(Saved entries)
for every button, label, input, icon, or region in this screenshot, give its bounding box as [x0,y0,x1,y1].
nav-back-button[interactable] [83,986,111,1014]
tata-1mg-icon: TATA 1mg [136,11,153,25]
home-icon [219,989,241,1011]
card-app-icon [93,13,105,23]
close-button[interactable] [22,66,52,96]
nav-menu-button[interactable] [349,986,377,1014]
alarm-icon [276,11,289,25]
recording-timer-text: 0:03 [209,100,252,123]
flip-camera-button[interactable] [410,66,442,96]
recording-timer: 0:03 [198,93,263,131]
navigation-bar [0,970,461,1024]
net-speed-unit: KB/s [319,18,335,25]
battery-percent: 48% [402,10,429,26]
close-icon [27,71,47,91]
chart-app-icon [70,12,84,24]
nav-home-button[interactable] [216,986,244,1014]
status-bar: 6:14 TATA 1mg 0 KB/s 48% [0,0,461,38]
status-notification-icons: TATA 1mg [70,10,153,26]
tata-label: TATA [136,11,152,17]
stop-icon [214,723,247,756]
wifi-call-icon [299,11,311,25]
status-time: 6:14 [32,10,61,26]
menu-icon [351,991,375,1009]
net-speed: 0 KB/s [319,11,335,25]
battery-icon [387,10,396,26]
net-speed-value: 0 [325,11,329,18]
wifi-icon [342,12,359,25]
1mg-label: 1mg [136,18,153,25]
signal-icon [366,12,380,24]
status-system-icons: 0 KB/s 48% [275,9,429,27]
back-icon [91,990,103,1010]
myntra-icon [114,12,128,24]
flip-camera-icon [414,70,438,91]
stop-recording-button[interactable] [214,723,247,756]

> [INSTRUCTIONS TO FOLLOW] Copy the saved entries above line for line, without any changes.

> [TASK RESULT]
for every button, label, input, icon, or region in this screenshot, give its bounding box as [x0,y0,x1,y1].
nav-back-button[interactable] [83,986,111,1014]
tata-1mg-icon: TATA 1mg [136,11,153,25]
home-icon [219,989,241,1011]
card-app-icon [93,13,105,23]
close-button[interactable] [22,66,52,96]
nav-menu-button[interactable] [349,986,377,1014]
alarm-icon [276,11,289,25]
recording-timer-text: 0:03 [209,100,252,123]
flip-camera-button[interactable] [410,66,442,96]
recording-timer: 0:03 [198,93,263,131]
navigation-bar [0,970,461,1024]
net-speed-unit: KB/s [319,18,335,25]
battery-percent: 48% [402,10,429,26]
close-icon [27,71,47,91]
chart-app-icon [70,12,84,24]
nav-home-button[interactable] [216,986,244,1014]
status-bar: 6:14 TATA 1mg 0 KB/s 48% [0,0,461,38]
status-notification-icons: TATA 1mg [70,10,153,26]
tata-label: TATA [136,11,152,17]
stop-icon [214,723,247,756]
wifi-call-icon [299,11,311,25]
status-time: 6:14 [32,10,61,26]
menu-icon [351,991,375,1009]
net-speed: 0 KB/s [319,11,335,25]
battery-icon [387,10,396,26]
net-speed-value: 0 [325,11,329,18]
wifi-icon [342,12,359,25]
1mg-label: 1mg [136,18,153,25]
signal-icon [366,12,380,24]
status-system-icons: 0 KB/s 48% [275,9,429,27]
back-icon [91,990,103,1010]
myntra-icon [114,12,128,24]
flip-camera-icon [414,70,438,91]
stop-recording-button[interactable] [214,723,247,756]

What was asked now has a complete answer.